:: Directions for this task ::
Write out again, exactly as they appear, the lines from the line with "What's the underlying" through the line with "Read all visible content and emit it as JSON.". Do not include any pictures.

— START Exercise inputs —

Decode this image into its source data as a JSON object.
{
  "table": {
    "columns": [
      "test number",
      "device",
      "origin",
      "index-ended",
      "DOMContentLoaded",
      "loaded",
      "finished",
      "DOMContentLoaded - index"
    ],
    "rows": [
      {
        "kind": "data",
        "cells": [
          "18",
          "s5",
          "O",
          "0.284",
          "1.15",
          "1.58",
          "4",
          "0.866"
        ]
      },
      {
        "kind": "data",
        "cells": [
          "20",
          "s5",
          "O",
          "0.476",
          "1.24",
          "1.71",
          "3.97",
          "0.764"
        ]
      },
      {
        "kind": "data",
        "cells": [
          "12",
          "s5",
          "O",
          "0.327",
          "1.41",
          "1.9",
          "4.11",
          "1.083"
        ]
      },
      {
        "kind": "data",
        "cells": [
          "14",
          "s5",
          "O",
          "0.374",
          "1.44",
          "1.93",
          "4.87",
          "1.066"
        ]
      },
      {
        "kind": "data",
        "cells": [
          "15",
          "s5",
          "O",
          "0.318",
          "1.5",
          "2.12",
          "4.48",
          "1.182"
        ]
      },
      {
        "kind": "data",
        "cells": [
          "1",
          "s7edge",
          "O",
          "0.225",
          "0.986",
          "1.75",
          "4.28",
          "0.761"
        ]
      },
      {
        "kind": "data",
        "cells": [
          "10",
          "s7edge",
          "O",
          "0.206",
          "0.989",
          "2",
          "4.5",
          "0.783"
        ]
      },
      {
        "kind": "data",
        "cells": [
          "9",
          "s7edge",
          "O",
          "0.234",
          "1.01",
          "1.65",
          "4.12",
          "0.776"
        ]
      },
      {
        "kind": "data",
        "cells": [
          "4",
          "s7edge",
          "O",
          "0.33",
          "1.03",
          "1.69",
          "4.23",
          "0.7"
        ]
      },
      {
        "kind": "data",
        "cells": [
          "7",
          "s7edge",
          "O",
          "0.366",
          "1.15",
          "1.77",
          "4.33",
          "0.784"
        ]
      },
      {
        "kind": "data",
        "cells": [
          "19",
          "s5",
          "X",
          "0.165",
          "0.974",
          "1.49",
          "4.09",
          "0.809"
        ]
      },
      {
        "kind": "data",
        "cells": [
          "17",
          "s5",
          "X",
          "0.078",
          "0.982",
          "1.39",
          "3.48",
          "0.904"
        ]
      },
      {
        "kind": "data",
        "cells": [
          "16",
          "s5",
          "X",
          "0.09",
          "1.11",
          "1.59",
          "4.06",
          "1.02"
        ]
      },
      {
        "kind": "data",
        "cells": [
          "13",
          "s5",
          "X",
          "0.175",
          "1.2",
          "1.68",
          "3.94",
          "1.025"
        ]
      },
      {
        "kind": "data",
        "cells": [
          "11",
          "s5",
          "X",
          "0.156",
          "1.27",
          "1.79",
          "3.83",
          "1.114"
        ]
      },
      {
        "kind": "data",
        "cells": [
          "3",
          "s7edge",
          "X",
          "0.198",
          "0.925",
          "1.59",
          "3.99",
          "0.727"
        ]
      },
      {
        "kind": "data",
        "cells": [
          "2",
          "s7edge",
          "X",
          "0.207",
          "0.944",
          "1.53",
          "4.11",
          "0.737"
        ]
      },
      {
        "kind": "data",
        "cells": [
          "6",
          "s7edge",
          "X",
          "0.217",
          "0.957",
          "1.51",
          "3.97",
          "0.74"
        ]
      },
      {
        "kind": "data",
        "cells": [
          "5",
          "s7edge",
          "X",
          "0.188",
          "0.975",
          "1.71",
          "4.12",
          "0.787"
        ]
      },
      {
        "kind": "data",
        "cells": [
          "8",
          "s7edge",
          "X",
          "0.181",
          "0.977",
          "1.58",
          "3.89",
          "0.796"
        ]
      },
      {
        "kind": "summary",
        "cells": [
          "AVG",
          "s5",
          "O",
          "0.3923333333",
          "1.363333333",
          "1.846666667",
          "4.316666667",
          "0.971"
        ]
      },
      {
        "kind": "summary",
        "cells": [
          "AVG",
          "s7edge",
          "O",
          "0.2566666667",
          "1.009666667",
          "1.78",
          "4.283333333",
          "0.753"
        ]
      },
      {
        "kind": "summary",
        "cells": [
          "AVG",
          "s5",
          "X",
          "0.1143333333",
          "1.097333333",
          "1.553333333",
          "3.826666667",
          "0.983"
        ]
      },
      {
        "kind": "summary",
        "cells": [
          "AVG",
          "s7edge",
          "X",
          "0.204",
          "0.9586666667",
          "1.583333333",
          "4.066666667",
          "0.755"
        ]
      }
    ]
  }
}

— END Exercise inputs —
— START Exercise inputs —

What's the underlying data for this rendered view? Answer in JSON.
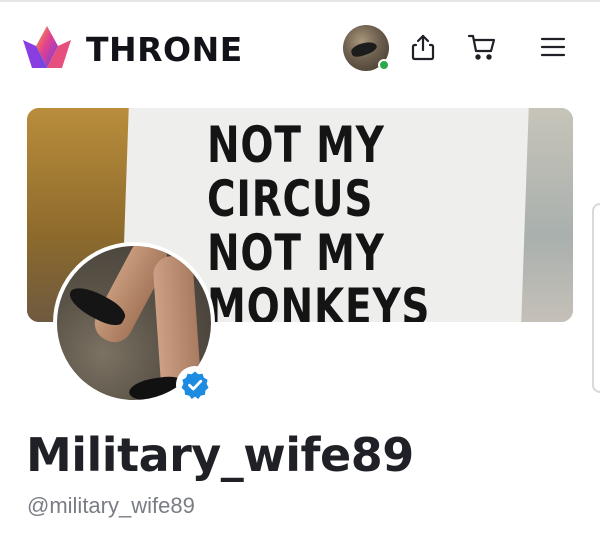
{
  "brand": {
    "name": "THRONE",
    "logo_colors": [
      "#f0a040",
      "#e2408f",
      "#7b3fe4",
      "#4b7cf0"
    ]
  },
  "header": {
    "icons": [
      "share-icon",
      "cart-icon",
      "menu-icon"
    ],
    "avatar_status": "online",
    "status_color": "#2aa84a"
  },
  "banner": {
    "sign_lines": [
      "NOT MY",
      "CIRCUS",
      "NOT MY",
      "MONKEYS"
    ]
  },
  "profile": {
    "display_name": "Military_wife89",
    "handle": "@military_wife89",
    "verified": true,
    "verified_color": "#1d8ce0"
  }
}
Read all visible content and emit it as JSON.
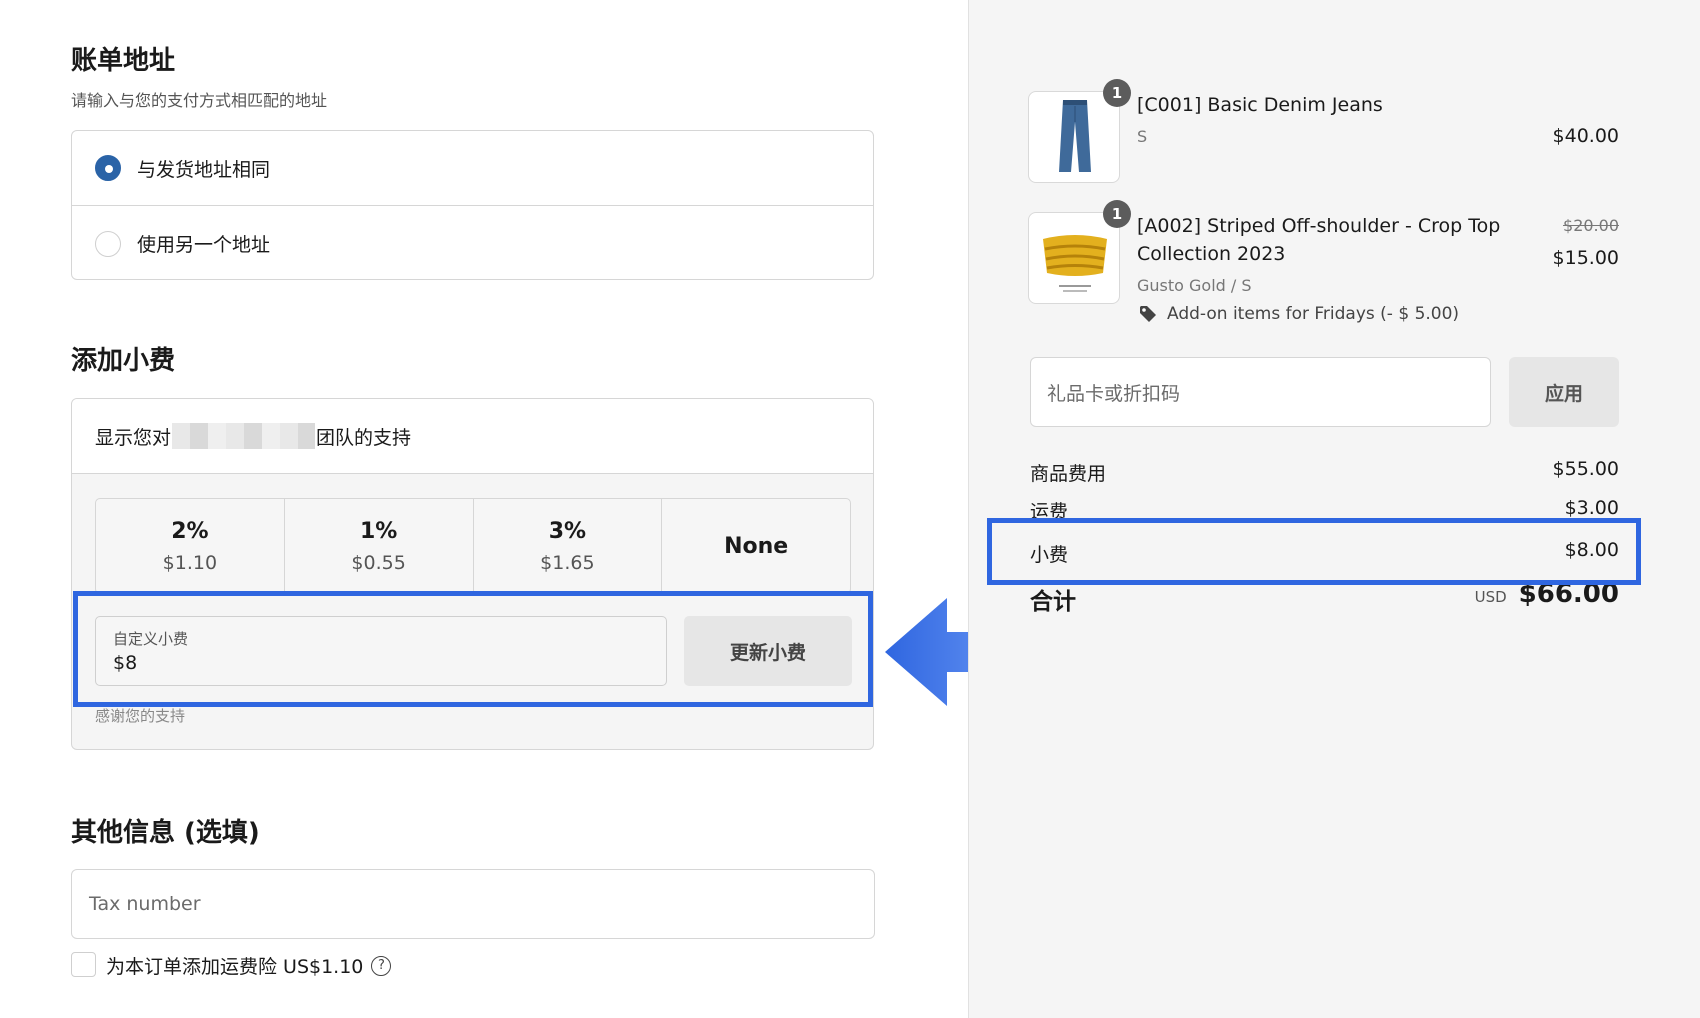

— END Exercise inputs —

:: Response for this exercise ::
What's the underlying data for this rendered view? Answer in JSON.
{
  "brand": {
    "name": "THRONE",
    "logo_colors": [
      "#f0a040",
      "#e2408f",
      "#7b3fe4",
      "#4b7cf0"
    ]
  },
  "header": {
    "icons": [
      "share-icon",
      "cart-icon",
      "menu-icon"
    ],
    "avatar_status": "online",
    "status_color": "#2aa84a"
  },
  "banner": {
    "sign_lines": [
      "NOT MY",
      "CIRCUS",
      "NOT MY",
      "MONKEYS"
    ]
  },
  "profile": {
    "display_name": "Military_wife89",
    "handle": "@military_wife89",
    "verified": true,
    "verified_color": "#1d8ce0"
  }
}
Read all visible content and emit it as JSON.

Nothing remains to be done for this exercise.